* REQUIREMENT *
Start at the line that contains "Decode this image", stop at the line that contains "Serialize everything readable", and repeat every line in that span, those two included, with no pictures.

════

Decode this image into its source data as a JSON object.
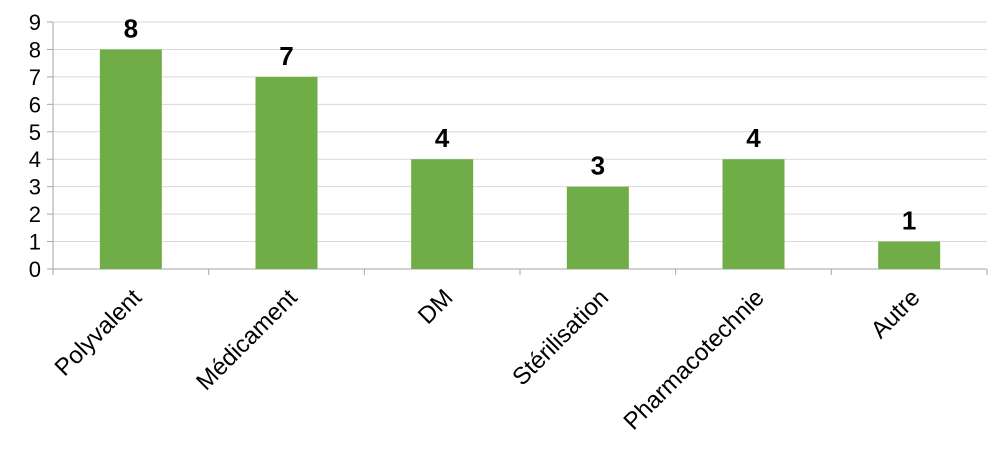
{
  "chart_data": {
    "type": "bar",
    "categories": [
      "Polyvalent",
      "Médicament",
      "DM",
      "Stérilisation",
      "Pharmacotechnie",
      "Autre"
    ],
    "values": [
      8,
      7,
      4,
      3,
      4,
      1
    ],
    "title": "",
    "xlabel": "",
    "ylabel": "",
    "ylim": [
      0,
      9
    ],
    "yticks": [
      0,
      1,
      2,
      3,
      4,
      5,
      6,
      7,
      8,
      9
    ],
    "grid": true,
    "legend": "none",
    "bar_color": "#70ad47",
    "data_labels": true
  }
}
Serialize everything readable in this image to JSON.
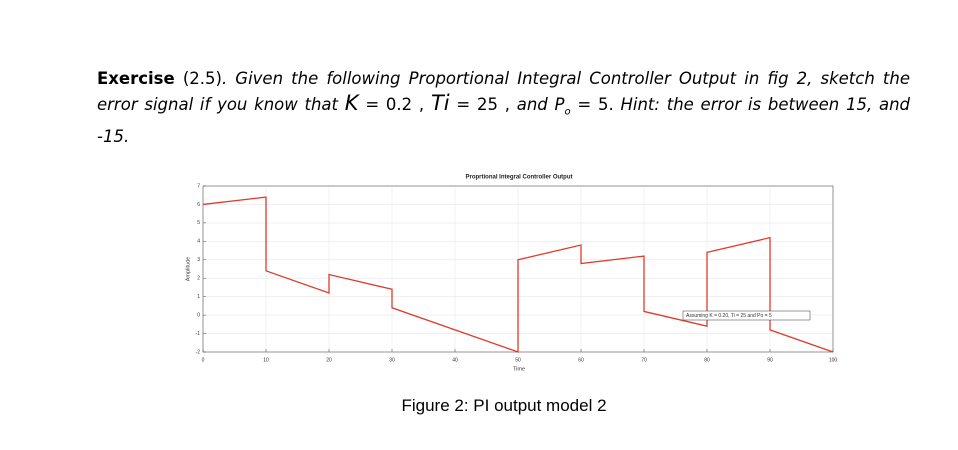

════

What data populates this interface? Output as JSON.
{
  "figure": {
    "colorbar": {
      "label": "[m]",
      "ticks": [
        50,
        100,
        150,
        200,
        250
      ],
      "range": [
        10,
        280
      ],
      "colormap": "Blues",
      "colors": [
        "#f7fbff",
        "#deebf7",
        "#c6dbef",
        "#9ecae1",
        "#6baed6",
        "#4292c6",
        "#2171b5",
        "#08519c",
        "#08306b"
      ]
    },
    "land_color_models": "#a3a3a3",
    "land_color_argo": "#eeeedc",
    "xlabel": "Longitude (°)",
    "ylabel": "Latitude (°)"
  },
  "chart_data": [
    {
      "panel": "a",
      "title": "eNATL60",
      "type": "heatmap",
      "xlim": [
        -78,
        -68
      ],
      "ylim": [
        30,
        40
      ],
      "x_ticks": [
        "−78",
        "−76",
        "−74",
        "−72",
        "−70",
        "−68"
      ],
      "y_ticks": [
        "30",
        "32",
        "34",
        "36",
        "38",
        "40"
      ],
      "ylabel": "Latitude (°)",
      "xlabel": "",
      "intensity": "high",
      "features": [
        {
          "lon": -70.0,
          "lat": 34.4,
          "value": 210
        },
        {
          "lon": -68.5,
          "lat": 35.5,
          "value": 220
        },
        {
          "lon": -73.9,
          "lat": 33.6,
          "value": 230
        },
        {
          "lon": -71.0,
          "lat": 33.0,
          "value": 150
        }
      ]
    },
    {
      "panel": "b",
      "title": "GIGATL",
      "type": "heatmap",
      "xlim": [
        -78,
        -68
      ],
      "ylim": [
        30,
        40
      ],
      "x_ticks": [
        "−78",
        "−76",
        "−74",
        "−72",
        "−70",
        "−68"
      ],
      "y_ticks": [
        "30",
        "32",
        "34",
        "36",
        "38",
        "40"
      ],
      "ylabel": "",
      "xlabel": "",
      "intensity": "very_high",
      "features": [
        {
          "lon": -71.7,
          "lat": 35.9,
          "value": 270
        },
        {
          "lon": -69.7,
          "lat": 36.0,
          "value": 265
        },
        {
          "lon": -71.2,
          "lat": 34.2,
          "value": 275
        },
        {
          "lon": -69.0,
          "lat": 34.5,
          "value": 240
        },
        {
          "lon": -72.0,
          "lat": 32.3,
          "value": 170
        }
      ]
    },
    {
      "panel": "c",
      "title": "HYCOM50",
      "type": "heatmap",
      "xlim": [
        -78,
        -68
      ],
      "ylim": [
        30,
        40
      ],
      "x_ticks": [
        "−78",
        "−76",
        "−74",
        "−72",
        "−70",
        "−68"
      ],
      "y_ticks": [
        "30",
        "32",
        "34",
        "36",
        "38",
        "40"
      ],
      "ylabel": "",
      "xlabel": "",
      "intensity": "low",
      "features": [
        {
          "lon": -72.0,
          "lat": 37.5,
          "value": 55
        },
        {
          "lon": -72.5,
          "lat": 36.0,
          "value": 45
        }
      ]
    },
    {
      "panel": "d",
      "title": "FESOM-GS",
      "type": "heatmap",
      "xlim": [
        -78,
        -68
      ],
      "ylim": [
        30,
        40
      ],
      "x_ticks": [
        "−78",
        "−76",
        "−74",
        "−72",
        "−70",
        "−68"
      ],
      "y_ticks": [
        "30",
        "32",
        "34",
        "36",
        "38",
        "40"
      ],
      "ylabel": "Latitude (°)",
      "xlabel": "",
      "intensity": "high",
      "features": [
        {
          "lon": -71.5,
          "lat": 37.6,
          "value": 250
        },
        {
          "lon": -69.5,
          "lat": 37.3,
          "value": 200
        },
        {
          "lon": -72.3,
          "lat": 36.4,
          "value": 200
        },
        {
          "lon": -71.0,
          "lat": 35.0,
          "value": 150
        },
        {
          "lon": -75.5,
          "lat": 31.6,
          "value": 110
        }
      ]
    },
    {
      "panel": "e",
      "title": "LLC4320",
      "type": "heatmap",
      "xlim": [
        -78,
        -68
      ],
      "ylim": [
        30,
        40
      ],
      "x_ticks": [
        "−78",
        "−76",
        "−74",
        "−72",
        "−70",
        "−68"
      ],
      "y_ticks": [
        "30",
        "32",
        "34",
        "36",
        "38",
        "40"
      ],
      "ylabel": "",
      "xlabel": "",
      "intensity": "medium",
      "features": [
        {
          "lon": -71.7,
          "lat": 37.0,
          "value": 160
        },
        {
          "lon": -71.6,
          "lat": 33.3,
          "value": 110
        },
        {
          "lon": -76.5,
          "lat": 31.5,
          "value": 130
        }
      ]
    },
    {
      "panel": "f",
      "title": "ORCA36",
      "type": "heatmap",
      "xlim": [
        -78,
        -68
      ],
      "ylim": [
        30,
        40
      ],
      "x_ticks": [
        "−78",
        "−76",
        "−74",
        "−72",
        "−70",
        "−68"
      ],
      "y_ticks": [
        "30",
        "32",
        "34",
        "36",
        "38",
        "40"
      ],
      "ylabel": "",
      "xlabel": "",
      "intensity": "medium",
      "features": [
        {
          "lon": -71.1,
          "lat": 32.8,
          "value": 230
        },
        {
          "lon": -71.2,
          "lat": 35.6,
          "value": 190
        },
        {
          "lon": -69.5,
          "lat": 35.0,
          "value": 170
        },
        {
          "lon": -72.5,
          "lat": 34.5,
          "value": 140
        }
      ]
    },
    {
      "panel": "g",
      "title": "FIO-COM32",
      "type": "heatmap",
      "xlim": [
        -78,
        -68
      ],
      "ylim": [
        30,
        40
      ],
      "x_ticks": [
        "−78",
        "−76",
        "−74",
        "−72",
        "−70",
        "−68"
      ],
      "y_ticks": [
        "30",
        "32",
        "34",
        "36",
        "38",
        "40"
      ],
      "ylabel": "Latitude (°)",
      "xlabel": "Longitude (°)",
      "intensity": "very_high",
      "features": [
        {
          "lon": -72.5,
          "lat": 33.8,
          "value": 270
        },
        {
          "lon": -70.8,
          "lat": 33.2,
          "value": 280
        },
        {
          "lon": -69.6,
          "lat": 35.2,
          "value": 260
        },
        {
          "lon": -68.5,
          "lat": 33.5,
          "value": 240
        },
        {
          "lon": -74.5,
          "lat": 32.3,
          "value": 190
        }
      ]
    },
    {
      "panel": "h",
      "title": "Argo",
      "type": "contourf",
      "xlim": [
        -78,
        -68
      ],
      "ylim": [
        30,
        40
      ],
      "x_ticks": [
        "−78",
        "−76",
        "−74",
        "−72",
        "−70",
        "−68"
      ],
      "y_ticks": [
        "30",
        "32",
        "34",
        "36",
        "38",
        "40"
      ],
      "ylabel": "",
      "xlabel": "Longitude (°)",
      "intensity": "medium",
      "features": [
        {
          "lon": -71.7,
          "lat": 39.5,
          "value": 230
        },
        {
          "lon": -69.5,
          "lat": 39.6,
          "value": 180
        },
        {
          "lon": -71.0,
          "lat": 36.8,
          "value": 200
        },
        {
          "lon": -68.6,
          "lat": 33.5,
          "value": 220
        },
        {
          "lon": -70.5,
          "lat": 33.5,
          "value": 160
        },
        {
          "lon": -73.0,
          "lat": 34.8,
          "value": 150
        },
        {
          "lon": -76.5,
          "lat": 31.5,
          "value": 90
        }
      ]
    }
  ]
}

════

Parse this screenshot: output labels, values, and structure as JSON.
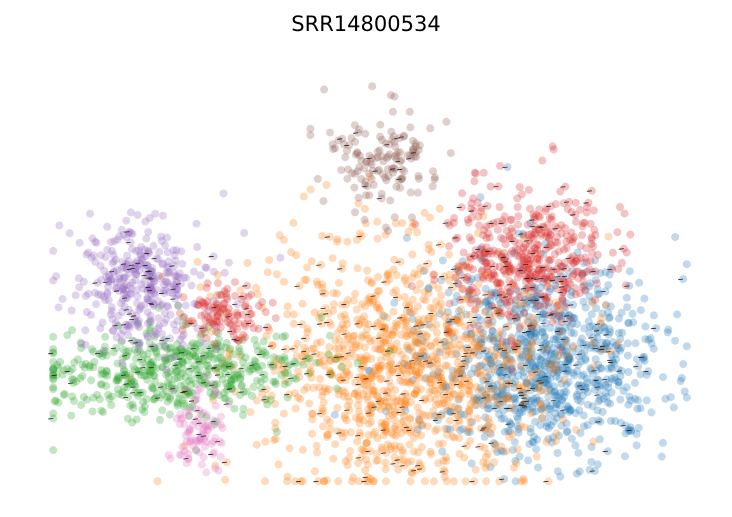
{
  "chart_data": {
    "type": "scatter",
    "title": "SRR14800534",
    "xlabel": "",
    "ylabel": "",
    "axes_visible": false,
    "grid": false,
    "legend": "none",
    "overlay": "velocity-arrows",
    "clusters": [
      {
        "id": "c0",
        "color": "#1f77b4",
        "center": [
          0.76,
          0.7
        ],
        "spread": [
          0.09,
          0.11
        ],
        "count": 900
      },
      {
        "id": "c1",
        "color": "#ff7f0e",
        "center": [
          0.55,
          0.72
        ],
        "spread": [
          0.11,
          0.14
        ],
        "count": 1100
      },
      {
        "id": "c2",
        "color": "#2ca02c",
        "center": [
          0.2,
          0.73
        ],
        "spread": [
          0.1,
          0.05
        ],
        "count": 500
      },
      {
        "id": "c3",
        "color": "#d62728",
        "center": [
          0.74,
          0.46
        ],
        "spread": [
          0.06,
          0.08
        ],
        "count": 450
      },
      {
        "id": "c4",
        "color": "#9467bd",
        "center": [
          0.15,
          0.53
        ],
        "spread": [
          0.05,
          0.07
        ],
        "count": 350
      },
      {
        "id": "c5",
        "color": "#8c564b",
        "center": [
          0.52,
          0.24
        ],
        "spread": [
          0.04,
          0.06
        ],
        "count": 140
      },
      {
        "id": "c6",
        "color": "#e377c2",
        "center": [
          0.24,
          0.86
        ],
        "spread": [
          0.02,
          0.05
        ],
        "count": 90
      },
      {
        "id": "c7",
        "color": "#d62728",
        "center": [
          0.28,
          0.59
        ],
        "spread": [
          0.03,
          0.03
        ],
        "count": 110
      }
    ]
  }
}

════

* TASK RESPONSE *
Decode this image into its source data as a JSON object.
{
  "chart_data": {
    "type": "bar",
    "categories": [
      "Polyvalent",
      "Médicament",
      "DM",
      "Stérilisation",
      "Pharmacotechnie",
      "Autre"
    ],
    "values": [
      8,
      7,
      4,
      3,
      4,
      1
    ],
    "title": "",
    "xlabel": "",
    "ylabel": "",
    "ylim": [
      0,
      9
    ],
    "yticks": [
      0,
      1,
      2,
      3,
      4,
      5,
      6,
      7,
      8,
      9
    ],
    "grid": true,
    "legend": "none",
    "bar_color": "#70ad47",
    "data_labels": true
  }
}
Serialize everything readable in this image to JSON.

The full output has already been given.